REQUIRED TASK => Your task is to give the number of lines in the listing that include "égalité", and nothing else.

Items from a dataset =>
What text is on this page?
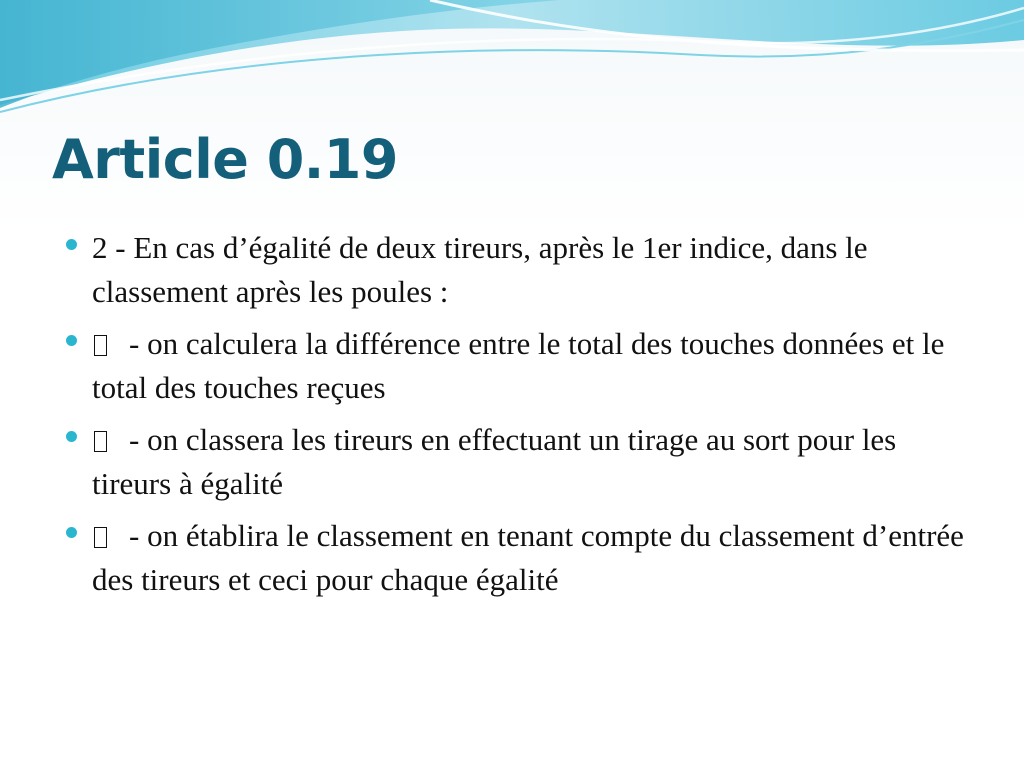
Article 0.19
2 - En cas d’égalité de deux tireurs, après le 1er indice, dans le classement après les poules :
- on calculera la différence entre le total des touches données et le total des touches reçues
- on classera les tireurs en effectuant un tirage au sort pour les tireurs à égalité
- on établira le classement en tenant compte du classement d’entrée des tireurs et ceci pour chaque égalité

ANSWER FOR THE TASK => 3